REQUIREMENT - Starting at the first line of the data and going on through the line with "bar-eaf — [1806, 283, 1821, 662]", swap every "y-tick-label" for "y-axis-tick". Give those lines again with nothing else changed.

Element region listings
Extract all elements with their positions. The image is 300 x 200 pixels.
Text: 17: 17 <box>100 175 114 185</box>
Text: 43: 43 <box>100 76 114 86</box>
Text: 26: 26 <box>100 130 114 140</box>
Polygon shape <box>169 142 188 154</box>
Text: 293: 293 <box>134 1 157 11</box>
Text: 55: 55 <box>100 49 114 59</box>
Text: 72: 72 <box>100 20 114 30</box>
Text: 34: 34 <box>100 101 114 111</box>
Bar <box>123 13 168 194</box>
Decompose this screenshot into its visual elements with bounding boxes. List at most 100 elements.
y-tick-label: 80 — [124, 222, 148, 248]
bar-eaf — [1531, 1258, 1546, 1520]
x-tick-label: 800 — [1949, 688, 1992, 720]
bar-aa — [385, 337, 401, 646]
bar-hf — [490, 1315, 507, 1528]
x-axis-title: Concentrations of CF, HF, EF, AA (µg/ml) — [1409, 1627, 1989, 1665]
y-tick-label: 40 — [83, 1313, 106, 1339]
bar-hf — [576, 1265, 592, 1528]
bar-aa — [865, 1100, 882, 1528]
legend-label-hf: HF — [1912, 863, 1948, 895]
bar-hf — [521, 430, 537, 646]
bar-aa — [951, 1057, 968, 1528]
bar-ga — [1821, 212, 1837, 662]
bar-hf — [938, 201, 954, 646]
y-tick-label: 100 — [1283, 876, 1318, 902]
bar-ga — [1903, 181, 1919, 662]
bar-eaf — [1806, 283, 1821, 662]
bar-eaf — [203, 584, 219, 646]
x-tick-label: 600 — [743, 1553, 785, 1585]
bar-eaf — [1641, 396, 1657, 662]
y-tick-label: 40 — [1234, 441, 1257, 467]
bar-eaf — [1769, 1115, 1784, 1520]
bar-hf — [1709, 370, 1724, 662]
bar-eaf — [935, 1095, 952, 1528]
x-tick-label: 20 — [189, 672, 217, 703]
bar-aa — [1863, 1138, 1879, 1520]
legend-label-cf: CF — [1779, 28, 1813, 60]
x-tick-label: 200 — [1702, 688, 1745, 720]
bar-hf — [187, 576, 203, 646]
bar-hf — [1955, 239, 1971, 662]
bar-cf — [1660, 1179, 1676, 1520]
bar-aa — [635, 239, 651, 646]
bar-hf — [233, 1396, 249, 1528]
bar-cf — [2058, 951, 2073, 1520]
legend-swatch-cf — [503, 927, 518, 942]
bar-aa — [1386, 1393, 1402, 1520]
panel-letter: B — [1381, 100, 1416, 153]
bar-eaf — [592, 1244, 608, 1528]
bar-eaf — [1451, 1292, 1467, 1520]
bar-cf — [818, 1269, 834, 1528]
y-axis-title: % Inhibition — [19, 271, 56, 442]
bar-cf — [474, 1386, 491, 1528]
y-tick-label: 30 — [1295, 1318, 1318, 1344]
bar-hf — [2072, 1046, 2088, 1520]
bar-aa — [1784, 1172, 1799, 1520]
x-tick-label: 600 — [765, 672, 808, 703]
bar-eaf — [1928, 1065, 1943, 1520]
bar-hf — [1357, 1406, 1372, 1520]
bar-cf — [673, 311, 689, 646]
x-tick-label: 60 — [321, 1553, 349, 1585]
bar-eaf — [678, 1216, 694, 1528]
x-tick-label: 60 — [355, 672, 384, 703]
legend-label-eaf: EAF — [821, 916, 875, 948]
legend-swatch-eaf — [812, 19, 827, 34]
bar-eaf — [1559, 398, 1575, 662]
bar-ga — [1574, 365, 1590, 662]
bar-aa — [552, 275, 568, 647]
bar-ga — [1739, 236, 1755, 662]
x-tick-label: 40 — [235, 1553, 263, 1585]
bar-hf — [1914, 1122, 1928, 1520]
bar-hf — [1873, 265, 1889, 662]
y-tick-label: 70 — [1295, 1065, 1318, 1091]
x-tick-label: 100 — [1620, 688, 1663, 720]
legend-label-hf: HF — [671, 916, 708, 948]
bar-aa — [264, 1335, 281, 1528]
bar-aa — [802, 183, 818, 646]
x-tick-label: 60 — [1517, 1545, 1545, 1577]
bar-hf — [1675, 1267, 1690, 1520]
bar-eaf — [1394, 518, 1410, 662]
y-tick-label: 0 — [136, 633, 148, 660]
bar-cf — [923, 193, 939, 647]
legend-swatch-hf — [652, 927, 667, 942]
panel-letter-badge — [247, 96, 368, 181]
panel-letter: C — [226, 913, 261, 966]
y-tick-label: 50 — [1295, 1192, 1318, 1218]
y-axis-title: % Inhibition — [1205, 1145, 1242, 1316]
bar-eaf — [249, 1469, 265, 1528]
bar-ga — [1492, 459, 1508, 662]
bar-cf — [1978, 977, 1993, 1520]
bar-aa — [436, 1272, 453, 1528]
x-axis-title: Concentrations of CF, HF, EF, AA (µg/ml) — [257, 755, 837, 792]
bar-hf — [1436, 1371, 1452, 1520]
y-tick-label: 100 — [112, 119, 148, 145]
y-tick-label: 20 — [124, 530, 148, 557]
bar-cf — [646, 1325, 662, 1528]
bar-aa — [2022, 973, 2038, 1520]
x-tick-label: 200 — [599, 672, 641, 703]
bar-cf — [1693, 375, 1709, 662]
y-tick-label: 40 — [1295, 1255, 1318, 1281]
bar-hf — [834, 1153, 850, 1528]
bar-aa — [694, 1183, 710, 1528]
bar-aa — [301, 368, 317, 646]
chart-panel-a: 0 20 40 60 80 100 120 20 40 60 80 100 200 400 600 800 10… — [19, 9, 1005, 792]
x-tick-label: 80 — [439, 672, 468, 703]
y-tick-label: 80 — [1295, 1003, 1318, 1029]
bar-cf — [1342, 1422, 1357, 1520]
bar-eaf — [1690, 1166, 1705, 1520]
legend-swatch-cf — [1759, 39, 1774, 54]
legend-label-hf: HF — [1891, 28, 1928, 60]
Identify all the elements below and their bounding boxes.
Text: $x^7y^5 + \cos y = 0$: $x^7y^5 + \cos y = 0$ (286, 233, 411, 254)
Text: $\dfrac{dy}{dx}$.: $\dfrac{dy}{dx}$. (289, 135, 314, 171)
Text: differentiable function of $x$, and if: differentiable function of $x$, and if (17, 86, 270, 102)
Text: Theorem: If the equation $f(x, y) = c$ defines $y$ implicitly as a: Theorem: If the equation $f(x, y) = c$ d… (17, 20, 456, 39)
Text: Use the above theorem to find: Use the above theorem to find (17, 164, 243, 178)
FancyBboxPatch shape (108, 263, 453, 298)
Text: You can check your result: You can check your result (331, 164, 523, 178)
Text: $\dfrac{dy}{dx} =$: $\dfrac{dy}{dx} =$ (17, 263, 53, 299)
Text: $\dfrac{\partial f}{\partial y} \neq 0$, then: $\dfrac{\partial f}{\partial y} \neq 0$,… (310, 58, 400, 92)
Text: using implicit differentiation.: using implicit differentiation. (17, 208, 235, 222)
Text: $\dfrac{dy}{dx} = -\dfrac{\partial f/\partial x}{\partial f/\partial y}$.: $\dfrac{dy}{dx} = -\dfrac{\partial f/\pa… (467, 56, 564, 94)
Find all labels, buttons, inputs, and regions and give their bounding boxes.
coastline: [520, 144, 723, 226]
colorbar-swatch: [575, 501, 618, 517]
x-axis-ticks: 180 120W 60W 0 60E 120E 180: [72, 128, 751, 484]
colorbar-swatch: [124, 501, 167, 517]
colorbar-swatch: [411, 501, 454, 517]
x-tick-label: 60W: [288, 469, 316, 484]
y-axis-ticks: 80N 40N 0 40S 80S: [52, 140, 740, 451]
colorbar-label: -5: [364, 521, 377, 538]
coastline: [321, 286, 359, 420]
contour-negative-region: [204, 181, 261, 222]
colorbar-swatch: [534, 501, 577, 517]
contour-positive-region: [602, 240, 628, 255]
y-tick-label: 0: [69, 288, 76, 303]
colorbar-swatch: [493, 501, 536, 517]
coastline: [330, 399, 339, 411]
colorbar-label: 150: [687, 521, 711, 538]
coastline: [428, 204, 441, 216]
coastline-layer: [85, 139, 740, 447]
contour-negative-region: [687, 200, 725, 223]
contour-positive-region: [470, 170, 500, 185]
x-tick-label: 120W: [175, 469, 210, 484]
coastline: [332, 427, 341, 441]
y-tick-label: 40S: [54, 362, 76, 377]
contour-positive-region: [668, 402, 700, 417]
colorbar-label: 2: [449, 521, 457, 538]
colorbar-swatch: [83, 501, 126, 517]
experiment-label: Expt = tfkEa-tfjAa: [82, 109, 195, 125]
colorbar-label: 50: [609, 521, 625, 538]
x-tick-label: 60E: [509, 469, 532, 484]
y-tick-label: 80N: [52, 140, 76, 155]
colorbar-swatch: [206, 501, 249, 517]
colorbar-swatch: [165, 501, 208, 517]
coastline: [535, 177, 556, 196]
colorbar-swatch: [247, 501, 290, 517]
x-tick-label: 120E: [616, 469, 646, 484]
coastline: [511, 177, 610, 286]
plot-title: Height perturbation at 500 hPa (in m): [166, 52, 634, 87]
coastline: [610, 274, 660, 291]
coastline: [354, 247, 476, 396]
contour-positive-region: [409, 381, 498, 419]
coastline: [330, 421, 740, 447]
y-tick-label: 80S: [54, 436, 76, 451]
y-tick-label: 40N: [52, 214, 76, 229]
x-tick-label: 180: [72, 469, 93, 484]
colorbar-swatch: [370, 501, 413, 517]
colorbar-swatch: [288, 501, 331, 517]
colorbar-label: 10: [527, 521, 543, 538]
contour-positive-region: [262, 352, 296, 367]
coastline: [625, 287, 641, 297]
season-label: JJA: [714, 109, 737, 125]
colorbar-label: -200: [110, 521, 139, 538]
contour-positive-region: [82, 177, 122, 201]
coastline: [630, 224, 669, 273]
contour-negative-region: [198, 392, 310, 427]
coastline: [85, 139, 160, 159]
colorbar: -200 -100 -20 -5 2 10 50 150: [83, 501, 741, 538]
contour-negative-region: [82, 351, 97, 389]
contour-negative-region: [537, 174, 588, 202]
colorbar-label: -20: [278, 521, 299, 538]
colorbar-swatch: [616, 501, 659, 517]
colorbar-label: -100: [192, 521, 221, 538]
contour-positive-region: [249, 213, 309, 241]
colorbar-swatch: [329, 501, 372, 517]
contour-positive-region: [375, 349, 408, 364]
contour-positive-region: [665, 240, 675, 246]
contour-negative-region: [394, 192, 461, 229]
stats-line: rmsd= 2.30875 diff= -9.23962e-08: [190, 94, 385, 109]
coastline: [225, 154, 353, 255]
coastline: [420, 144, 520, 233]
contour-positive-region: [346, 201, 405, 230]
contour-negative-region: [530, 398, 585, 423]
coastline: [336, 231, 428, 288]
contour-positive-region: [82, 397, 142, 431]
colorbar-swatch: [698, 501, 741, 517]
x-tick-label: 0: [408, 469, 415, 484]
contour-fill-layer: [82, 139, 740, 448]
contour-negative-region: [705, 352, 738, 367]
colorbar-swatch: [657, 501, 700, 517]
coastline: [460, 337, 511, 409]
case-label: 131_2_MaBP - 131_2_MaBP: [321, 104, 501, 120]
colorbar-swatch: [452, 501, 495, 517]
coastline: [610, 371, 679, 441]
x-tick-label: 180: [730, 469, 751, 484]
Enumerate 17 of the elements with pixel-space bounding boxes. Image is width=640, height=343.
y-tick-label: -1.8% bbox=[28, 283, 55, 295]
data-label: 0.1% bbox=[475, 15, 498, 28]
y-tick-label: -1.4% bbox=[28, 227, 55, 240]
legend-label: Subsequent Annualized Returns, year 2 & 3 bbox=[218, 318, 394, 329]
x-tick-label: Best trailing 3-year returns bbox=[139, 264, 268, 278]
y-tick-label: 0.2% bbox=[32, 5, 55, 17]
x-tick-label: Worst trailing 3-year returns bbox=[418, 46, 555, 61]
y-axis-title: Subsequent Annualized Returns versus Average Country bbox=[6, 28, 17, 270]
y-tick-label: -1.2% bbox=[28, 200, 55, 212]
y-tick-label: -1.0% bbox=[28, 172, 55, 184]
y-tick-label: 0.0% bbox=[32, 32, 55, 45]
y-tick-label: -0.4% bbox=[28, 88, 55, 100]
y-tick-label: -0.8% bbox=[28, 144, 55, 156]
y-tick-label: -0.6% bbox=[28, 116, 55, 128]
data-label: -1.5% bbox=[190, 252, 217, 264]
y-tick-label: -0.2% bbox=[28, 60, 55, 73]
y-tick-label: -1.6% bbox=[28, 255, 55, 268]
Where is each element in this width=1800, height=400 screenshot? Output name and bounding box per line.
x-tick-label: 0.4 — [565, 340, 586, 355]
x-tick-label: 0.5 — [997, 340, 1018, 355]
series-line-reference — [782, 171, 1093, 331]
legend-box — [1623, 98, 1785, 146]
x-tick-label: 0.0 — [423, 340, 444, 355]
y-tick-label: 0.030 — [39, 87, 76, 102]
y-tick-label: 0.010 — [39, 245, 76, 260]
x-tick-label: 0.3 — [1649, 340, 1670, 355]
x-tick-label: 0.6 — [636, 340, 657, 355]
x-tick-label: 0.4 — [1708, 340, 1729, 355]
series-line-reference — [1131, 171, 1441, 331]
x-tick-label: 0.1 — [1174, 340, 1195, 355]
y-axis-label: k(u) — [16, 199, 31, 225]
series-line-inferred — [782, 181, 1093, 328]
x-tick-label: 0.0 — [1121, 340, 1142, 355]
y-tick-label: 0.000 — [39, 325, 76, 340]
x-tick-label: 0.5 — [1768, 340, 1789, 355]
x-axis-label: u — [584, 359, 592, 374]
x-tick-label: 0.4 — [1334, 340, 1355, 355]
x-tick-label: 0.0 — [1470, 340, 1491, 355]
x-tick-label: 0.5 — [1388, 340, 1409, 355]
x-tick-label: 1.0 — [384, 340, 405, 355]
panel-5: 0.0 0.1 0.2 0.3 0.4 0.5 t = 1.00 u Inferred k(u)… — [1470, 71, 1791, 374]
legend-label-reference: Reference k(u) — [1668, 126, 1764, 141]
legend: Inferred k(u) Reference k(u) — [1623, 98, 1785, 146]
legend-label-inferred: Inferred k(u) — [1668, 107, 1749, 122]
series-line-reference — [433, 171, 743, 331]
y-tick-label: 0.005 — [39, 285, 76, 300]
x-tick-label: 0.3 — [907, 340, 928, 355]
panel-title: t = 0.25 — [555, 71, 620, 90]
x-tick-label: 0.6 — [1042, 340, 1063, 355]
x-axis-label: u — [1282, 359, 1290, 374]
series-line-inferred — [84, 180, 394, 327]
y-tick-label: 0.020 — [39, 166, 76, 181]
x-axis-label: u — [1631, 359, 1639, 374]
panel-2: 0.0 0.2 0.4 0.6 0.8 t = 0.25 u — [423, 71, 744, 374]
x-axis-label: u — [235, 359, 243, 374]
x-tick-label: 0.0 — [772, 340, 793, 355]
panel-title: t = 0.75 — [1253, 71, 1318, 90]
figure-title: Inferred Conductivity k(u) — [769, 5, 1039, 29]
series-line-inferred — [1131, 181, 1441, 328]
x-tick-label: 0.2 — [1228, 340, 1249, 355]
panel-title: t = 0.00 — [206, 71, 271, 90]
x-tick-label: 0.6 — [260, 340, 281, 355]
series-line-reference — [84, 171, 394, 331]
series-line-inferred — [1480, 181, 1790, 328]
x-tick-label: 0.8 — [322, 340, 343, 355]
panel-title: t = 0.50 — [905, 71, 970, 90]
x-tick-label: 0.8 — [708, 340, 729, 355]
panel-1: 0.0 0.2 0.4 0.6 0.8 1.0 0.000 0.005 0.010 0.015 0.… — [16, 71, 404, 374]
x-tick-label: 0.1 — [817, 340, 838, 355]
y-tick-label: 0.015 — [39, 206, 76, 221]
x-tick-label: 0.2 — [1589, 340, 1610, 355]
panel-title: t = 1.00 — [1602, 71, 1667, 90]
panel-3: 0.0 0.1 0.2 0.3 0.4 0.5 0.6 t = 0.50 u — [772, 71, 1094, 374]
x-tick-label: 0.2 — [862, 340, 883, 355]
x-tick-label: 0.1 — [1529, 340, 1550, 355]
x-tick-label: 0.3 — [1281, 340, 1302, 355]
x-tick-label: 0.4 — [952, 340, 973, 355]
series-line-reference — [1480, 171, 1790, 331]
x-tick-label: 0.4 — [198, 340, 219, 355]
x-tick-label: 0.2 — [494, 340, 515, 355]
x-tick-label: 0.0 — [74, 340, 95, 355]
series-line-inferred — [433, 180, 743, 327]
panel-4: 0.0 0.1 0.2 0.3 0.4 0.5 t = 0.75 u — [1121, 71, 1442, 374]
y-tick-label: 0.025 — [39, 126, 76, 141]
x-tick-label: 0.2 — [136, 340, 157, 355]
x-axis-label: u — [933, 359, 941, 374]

TASK RESPONSE -
Extract all elements with their positions. The image is 300 x 200 pixels.
Text: 17: 17 <box>100 175 114 185</box>
Text: 43: 43 <box>100 76 114 86</box>
Text: 26: 26 <box>100 130 114 140</box>
Polygon shape <box>169 142 188 154</box>
Text: 293: 293 <box>134 1 157 11</box>
Text: 55: 55 <box>100 49 114 59</box>
Text: 72: 72 <box>100 20 114 30</box>
Text: 34: 34 <box>100 101 114 111</box>
Bar <box>123 13 168 194</box>
Decompose this screenshot into its visual elements with bounding boxes. List at most 100 elements.
y-axis-tick: 80 — [124, 222, 148, 248]
bar-eaf — [1531, 1258, 1546, 1520]
x-tick-label: 800 — [1949, 688, 1992, 720]
bar-aa — [385, 337, 401, 646]
bar-hf — [490, 1315, 507, 1528]
x-axis-title: Concentrations of CF, HF, EF, AA (µg/ml) — [1409, 1627, 1989, 1665]
y-axis-tick: 40 — [83, 1313, 106, 1339]
bar-hf — [576, 1265, 592, 1528]
bar-aa — [865, 1100, 882, 1528]
legend-label-hf: HF — [1912, 863, 1948, 895]
bar-hf — [521, 430, 537, 646]
bar-aa — [951, 1057, 968, 1528]
bar-ga — [1821, 212, 1837, 662]
bar-hf — [938, 201, 954, 646]
y-axis-tick: 100 — [1283, 876, 1318, 902]
bar-ga — [1903, 181, 1919, 662]
bar-eaf — [1806, 283, 1821, 662]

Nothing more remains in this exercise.